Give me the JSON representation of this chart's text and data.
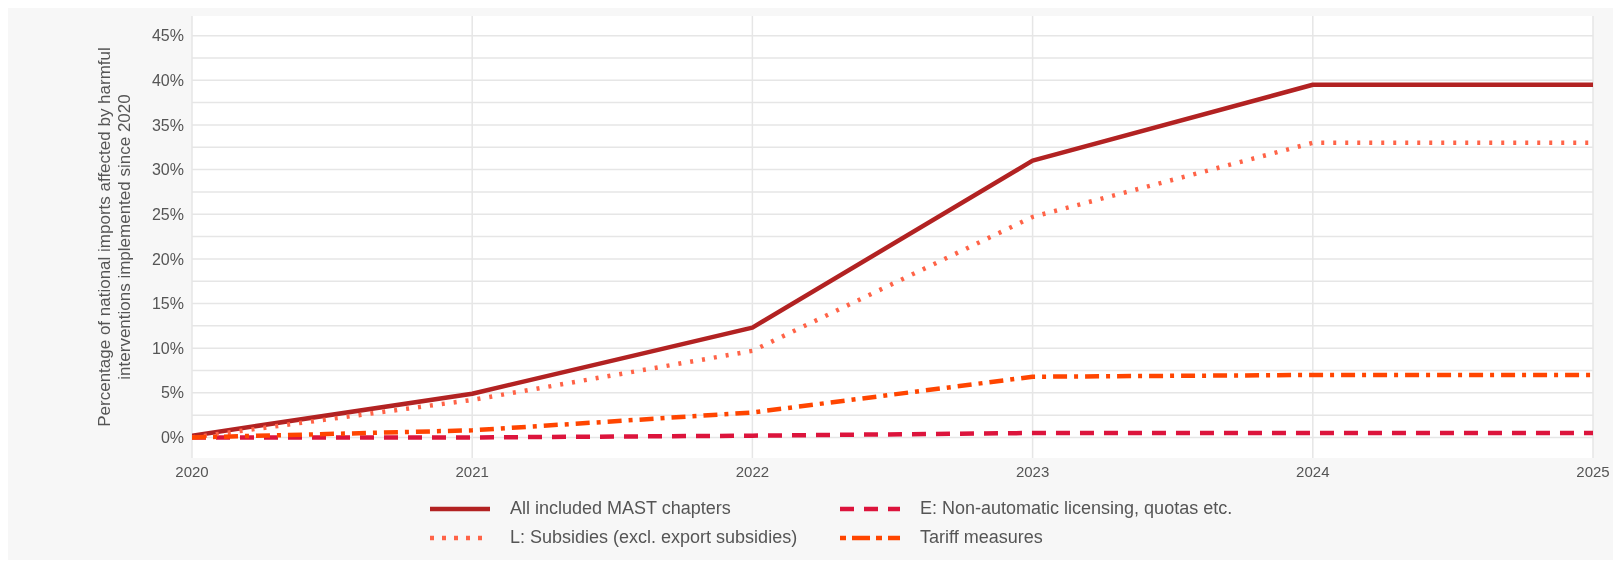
{
  "chart_data": {
    "type": "line",
    "ylabel": "Percentage of national imports affected by harmful\ninterventions implemented since 2020",
    "x": [
      2020,
      2021,
      2022,
      2023,
      2024,
      2025
    ],
    "series": [
      {
        "name": "All included MAST chapters",
        "color": "#b22222",
        "line_style": "solid",
        "values": [
          0.2,
          4.9,
          12.3,
          31,
          39.5,
          39.5
        ]
      },
      {
        "name": "E: Non-automatic licensing, quotas etc.",
        "color": "#dc143c",
        "line_style": "dashed",
        "values": [
          0,
          0,
          0.2,
          0.5,
          0.5,
          0.5
        ]
      },
      {
        "name": "L: Subsidies (excl. export subsidies)",
        "color": "#ff6347",
        "line_style": "dotted",
        "values": [
          0,
          4.2,
          9.7,
          24.7,
          33,
          33
        ]
      },
      {
        "name": "Tariff measures",
        "color": "#ff4500",
        "line_style": "dashdot",
        "values": [
          0,
          0.8,
          2.8,
          6.8,
          7,
          7
        ]
      }
    ],
    "xlim": [
      2020,
      2025
    ],
    "xticks": [
      2020,
      2021,
      2022,
      2023,
      2024,
      2025
    ],
    "ylim": [
      -2.3,
      47.2
    ],
    "yticks": [
      {
        "value": 0,
        "label": "0%"
      },
      {
        "value": 2.5,
        "label": null
      },
      {
        "value": 5,
        "label": "5%"
      },
      {
        "value": 7.5,
        "label": null
      },
      {
        "value": 10,
        "label": "10%"
      },
      {
        "value": 12.5,
        "label": null
      },
      {
        "value": 15,
        "label": "15%"
      },
      {
        "value": 17.5,
        "label": null
      },
      {
        "value": 20,
        "label": "20%"
      },
      {
        "value": 22.5,
        "label": null
      },
      {
        "value": 25,
        "label": "25%"
      },
      {
        "value": 27.5,
        "label": null
      },
      {
        "value": 30,
        "label": "30%"
      },
      {
        "value": 32.5,
        "label": null
      },
      {
        "value": 35,
        "label": "35%"
      },
      {
        "value": 37.5,
        "label": null
      },
      {
        "value": 40,
        "label": "40%"
      },
      {
        "value": 42.5,
        "label": null
      },
      {
        "value": 45,
        "label": "45%"
      }
    ],
    "grid": true,
    "legend": "bottom",
    "marker": "none"
  }
}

Set problem: Copy the material above in full and exactly, skipping pictures.

Response for this exercise:
Give me the JSON representation of this chart's text and data.
{
  "chart_data": {
    "type": "line",
    "ylabel": "Percentage of national imports affected by harmful\ninterventions implemented since 2020",
    "x": [
      2020,
      2021,
      2022,
      2023,
      2024,
      2025
    ],
    "series": [
      {
        "name": "All included MAST chapters",
        "color": "#b22222",
        "line_style": "solid",
        "values": [
          0.2,
          4.9,
          12.3,
          31,
          39.5,
          39.5
        ]
      },
      {
        "name": "E: Non-automatic licensing, quotas etc.",
        "color": "#dc143c",
        "line_style": "dashed",
        "values": [
          0,
          0,
          0.2,
          0.5,
          0.5,
          0.5
        ]
      },
      {
        "name": "L: Subsidies (excl. export subsidies)",
        "color": "#ff6347",
        "line_style": "dotted",
        "values": [
          0,
          4.2,
          9.7,
          24.7,
          33,
          33
        ]
      },
      {
        "name": "Tariff measures",
        "color": "#ff4500",
        "line_style": "dashdot",
        "values": [
          0,
          0.8,
          2.8,
          6.8,
          7,
          7
        ]
      }
    ],
    "xlim": [
      2020,
      2025
    ],
    "xticks": [
      2020,
      2021,
      2022,
      2023,
      2024,
      2025
    ],
    "ylim": [
      -2.3,
      47.2
    ],
    "yticks": [
      {
        "value": 0,
        "label": "0%"
      },
      {
        "value": 2.5,
        "label": null
      },
      {
        "value": 5,
        "label": "5%"
      },
      {
        "value": 7.5,
        "label": null
      },
      {
        "value": 10,
        "label": "10%"
      },
      {
        "value": 12.5,
        "label": null
      },
      {
        "value": 15,
        "label": "15%"
      },
      {
        "value": 17.5,
        "label": null
      },
      {
        "value": 20,
        "label": "20%"
      },
      {
        "value": 22.5,
        "label": null
      },
      {
        "value": 25,
        "label": "25%"
      },
      {
        "value": 27.5,
        "label": null
      },
      {
        "value": 30,
        "label": "30%"
      },
      {
        "value": 32.5,
        "label": null
      },
      {
        "value": 35,
        "label": "35%"
      },
      {
        "value": 37.5,
        "label": null
      },
      {
        "value": 40,
        "label": "40%"
      },
      {
        "value": 42.5,
        "label": null
      },
      {
        "value": 45,
        "label": "45%"
      }
    ],
    "grid": true,
    "legend": "bottom",
    "marker": "none"
  }
}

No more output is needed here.